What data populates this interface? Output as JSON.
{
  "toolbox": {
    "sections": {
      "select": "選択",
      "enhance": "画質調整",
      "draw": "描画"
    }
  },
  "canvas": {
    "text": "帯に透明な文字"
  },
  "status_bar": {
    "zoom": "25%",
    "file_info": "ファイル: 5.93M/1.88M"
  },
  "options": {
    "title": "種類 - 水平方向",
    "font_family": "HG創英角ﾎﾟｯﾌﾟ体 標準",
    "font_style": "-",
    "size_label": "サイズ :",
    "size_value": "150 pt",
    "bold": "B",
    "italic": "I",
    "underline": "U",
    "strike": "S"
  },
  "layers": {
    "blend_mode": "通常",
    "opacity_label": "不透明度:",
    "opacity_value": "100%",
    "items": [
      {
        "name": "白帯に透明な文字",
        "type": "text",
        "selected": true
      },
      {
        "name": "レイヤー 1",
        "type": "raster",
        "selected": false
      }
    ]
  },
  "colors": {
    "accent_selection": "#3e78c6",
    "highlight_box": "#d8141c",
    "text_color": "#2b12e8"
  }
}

+++

_TASK DIRECTIONS_
Once more, set down the full listing, verbatim.

_EXERCISE ANSWER_
What data populates this interface? Output as JSON.
{
  "toolbox": {
    "sections": {
      "select": "選択",
      "enhance": "画質調整",
      "draw": "描画"
    }
  },
  "canvas": {
    "text": "帯に透明な文字"
  },
  "status_bar": {
    "zoom": "25%",
    "file_info": "ファイル: 5.93M/1.88M"
  },
  "options": {
    "title": "種類 - 水平方向",
    "font_family": "HG創英角ﾎﾟｯﾌﾟ体 標準",
    "font_style": "-",
    "size_label": "サイズ :",
    "size_value": "150 pt",
    "bold": "B",
    "italic": "I",
    "underline": "U",
    "strike": "S"
  },
  "layers": {
    "blend_mode": "通常",
    "opacity_label": "不透明度:",
    "opacity_value": "100%",
    "items": [
      {
        "name": "白帯に透明な文字",
        "type": "text",
        "selected": true
      },
      {
        "name": "レイヤー 1",
        "type": "raster",
        "selected": false
      }
    ]
  },
  "colors": {
    "accent_selection": "#3e78c6",
    "highlight_box": "#d8141c",
    "text_color": "#2b12e8"
  }
}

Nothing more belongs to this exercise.